● What is required
Report every line in the listing below where the string "Quảng" shows up.

— START —

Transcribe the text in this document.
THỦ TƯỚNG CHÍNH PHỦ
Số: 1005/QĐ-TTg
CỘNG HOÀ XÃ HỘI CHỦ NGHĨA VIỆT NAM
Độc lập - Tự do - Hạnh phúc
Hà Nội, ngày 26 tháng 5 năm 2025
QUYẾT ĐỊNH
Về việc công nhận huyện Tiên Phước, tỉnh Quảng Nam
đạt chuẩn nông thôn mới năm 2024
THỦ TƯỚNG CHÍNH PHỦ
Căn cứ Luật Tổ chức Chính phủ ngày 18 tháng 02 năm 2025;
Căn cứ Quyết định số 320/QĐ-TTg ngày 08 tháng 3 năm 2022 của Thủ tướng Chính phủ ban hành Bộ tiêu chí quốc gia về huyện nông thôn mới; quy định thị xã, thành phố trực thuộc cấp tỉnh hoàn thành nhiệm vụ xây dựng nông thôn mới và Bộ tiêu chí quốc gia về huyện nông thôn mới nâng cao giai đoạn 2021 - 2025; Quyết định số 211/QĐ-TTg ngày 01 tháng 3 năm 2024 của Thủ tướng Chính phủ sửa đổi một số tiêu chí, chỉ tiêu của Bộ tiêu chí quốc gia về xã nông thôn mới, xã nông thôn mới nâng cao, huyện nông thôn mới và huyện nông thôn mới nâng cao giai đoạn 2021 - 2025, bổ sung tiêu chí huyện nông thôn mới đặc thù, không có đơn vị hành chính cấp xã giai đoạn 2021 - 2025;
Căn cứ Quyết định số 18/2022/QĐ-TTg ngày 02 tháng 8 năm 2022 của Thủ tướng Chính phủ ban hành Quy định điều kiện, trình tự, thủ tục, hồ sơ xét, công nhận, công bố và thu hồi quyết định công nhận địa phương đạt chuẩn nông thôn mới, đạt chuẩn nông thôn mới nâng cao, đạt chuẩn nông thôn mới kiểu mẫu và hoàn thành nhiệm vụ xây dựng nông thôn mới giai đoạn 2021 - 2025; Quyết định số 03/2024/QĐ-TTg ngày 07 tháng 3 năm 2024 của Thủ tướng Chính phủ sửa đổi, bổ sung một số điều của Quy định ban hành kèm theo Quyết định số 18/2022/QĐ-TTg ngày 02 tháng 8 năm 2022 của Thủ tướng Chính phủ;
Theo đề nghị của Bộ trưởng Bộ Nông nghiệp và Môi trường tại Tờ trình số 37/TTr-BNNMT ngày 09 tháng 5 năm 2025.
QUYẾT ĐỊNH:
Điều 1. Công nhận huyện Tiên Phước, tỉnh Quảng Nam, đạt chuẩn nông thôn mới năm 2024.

— END —

● Solution below
Về việc công nhận huyện Tiên Phước, tỉnh Quảng Nam
Điều 1. Công nhận huyện Tiên Phước, tỉnh Quảng Nam, đạt chuẩn nông thôn mới năm 2024.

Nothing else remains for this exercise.